**Records from a dataset**:
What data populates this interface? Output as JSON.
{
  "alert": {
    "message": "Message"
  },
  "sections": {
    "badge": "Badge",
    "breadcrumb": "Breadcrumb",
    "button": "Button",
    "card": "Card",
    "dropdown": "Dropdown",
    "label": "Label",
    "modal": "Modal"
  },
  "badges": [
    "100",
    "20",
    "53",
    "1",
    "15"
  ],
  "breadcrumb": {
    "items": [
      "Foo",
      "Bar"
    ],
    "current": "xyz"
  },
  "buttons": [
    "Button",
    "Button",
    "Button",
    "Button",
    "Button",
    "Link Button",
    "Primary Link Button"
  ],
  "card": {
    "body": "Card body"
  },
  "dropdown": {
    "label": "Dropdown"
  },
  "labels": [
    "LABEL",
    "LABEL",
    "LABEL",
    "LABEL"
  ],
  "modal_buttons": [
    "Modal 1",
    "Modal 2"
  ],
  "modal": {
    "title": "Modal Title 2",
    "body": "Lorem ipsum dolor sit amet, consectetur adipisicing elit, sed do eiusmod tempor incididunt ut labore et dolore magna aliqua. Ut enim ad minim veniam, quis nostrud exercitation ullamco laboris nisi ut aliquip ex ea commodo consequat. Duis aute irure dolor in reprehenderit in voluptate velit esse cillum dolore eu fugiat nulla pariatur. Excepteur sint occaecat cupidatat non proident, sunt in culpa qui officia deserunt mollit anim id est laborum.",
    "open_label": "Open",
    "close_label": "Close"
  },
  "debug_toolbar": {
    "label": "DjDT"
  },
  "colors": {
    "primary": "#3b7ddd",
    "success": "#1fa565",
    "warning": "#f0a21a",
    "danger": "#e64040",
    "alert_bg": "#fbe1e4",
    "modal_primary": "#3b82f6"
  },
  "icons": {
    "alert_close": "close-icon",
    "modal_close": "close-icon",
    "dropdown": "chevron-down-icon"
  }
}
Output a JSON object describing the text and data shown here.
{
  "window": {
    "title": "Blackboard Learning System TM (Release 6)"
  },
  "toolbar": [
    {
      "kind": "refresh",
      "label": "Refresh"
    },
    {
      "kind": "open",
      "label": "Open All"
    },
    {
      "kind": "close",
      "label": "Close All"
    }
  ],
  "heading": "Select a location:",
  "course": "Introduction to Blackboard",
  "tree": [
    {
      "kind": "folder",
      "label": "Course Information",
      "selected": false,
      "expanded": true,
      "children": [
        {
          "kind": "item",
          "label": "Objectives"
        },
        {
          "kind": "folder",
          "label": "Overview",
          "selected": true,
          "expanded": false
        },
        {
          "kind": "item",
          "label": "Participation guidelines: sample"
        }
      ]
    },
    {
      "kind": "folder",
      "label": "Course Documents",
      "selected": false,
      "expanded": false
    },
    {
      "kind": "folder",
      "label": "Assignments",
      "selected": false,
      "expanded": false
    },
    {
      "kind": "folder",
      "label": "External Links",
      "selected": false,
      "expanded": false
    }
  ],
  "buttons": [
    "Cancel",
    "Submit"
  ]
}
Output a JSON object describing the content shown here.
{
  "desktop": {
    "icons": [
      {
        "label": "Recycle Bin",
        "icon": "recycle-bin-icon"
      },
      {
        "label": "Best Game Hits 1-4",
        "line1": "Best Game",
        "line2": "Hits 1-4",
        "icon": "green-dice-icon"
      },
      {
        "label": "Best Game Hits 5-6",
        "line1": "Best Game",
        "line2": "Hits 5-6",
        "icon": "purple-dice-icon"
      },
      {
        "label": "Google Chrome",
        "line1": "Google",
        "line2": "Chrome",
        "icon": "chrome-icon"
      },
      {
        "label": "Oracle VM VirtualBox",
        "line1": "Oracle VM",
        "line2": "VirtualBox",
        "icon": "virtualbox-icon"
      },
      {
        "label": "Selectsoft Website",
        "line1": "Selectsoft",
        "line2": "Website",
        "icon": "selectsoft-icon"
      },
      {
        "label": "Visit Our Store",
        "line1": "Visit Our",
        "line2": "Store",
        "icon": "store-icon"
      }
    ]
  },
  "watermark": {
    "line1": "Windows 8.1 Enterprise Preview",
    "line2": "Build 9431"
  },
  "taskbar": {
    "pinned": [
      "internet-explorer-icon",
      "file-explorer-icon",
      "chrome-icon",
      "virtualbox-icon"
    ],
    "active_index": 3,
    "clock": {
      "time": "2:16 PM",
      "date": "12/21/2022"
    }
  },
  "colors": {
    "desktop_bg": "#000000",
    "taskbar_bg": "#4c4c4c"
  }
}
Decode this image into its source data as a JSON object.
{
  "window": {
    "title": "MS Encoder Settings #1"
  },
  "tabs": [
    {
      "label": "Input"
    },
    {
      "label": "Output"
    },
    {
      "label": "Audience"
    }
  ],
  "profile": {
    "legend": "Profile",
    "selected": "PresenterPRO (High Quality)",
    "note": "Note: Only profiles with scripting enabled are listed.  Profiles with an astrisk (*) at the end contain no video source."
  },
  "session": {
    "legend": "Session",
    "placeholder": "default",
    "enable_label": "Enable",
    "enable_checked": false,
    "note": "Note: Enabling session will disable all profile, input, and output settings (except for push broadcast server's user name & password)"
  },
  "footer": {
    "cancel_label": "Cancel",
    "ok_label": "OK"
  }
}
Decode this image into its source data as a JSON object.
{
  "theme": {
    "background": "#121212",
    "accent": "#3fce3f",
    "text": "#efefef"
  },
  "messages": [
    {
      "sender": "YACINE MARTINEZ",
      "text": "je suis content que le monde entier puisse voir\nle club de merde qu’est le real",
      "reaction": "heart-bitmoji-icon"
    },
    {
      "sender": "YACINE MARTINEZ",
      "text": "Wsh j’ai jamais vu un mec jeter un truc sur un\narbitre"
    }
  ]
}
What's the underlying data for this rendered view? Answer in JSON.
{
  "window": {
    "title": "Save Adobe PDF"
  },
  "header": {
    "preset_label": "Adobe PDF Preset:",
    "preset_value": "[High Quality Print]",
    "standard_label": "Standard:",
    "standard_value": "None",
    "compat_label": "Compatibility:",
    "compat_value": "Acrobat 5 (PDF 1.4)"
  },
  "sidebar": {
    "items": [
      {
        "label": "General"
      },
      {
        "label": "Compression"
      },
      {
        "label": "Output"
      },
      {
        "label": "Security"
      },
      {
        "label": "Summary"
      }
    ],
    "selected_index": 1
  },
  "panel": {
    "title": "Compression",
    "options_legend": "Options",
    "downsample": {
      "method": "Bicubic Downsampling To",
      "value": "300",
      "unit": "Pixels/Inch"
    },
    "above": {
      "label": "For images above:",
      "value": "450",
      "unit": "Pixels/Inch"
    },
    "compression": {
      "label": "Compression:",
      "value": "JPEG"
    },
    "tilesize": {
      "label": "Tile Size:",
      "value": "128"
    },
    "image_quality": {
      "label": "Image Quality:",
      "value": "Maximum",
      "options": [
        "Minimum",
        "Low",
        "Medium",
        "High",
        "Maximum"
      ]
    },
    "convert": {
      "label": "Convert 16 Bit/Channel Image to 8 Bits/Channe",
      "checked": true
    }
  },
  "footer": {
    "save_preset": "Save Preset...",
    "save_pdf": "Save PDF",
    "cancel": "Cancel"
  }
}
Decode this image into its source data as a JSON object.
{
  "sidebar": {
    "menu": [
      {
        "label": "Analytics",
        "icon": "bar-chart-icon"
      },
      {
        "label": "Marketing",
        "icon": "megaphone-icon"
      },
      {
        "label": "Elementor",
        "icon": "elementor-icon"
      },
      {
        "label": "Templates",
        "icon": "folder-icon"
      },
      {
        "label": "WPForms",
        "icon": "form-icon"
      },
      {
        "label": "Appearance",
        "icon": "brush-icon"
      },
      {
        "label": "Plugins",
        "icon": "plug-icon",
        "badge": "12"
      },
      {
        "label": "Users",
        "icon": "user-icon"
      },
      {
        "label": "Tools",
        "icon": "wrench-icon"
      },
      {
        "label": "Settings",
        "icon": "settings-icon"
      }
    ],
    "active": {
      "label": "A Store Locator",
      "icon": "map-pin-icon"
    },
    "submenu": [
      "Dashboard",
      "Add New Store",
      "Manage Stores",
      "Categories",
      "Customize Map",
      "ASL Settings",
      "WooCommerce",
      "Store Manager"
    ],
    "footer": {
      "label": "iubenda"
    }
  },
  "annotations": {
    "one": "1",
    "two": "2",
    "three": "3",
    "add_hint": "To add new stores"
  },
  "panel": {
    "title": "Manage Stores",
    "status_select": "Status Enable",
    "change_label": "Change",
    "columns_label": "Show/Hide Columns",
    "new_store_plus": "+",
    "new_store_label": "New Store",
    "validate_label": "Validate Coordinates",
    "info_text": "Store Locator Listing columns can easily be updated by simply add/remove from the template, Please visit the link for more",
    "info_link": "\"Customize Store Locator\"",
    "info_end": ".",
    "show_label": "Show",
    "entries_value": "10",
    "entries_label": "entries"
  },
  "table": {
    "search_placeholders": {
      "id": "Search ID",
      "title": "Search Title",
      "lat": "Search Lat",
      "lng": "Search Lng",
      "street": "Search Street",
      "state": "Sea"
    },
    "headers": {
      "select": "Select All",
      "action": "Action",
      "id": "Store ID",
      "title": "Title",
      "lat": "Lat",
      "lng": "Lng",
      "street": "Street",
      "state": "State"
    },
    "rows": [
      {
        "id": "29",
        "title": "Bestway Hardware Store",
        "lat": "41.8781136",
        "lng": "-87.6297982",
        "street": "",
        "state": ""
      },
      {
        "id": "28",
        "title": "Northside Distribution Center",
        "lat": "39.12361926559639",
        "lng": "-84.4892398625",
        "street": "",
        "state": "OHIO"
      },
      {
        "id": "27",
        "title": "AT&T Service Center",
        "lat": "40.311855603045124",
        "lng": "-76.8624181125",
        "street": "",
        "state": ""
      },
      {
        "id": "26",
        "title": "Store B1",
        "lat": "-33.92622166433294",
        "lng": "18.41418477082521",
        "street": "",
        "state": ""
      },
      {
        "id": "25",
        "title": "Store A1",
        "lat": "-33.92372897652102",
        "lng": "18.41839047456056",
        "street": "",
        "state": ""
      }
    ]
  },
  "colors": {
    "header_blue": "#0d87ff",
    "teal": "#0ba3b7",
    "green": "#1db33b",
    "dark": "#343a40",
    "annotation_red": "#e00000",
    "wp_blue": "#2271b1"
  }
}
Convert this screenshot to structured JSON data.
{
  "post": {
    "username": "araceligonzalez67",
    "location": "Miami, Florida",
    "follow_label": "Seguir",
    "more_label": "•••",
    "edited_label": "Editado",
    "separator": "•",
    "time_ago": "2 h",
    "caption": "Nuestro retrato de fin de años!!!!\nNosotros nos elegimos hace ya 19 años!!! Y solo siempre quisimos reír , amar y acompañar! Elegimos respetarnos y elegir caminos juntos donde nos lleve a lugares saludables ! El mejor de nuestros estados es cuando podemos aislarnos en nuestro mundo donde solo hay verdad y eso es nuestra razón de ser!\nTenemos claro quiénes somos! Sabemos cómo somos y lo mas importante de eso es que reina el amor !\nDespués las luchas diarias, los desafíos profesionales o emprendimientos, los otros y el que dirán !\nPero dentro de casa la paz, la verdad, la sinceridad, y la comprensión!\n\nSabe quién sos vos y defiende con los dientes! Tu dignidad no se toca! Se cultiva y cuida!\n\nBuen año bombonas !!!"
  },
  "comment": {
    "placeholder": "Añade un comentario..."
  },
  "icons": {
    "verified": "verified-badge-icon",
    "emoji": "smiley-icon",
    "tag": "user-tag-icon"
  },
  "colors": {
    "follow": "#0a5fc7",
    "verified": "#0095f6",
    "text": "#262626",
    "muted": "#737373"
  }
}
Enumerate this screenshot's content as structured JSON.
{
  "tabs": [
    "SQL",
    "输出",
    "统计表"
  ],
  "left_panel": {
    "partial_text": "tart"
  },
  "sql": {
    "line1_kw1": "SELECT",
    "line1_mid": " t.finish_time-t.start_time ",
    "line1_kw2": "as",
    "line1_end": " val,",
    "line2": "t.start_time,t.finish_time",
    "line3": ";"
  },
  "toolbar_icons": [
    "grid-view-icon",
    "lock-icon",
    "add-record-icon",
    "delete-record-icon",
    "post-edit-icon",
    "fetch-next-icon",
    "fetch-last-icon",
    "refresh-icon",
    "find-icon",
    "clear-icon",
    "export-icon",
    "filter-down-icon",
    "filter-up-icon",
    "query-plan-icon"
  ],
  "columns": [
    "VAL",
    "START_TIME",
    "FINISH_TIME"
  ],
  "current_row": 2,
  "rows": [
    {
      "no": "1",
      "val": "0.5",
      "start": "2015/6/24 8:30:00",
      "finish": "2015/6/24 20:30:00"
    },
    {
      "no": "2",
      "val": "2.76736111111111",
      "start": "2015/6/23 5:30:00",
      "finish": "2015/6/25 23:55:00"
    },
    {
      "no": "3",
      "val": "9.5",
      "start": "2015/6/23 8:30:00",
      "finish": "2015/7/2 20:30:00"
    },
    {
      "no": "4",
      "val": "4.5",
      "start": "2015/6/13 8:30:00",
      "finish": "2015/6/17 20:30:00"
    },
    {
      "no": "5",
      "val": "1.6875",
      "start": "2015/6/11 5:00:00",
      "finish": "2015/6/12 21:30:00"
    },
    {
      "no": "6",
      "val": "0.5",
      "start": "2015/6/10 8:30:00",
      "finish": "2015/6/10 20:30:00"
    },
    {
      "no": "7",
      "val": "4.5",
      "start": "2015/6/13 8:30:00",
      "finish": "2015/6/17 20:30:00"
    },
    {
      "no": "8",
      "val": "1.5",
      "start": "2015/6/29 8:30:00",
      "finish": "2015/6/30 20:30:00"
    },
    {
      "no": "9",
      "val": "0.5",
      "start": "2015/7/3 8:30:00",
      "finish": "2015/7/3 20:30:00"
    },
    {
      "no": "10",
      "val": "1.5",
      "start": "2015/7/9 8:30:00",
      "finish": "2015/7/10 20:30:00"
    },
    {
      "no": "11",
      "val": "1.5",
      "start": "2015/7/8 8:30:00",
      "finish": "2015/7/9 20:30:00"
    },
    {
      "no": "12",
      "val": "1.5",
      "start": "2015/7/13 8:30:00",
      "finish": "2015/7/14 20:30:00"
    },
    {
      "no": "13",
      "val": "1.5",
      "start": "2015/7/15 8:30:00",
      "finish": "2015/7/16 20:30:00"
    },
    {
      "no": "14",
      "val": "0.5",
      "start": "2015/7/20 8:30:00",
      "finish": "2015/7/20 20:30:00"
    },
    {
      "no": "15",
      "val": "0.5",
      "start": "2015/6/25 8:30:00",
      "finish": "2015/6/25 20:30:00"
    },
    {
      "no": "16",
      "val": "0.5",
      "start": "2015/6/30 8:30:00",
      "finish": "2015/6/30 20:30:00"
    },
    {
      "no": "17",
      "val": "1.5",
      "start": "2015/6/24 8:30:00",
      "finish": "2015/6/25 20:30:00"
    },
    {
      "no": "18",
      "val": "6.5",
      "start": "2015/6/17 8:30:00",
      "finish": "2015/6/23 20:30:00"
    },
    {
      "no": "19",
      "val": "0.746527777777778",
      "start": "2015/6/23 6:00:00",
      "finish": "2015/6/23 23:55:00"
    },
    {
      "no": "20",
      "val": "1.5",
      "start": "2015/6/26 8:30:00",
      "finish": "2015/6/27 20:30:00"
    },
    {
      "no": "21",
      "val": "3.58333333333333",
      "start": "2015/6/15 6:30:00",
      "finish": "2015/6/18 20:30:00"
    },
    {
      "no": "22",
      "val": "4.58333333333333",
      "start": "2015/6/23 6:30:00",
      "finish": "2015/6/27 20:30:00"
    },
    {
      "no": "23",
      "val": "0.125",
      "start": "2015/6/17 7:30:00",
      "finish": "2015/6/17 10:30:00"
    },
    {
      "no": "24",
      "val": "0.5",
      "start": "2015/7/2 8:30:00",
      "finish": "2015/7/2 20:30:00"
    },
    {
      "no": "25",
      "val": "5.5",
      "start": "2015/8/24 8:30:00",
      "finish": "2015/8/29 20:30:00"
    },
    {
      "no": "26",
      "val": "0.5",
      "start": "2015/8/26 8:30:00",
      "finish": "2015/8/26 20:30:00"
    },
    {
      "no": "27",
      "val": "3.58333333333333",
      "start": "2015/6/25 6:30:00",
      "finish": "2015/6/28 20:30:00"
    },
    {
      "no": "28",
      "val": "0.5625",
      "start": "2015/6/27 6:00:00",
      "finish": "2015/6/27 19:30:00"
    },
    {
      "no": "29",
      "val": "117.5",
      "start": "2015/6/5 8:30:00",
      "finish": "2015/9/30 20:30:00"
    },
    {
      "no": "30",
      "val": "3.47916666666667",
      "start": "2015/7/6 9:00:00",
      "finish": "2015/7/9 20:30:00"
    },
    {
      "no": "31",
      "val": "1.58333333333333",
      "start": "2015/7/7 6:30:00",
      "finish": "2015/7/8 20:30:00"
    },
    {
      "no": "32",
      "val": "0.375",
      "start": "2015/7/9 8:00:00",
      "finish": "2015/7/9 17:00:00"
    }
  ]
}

**What the task requires**:
Tally the lines of the data that contain the string "verified" and report the total alone.

**Solution to the exercise**:
2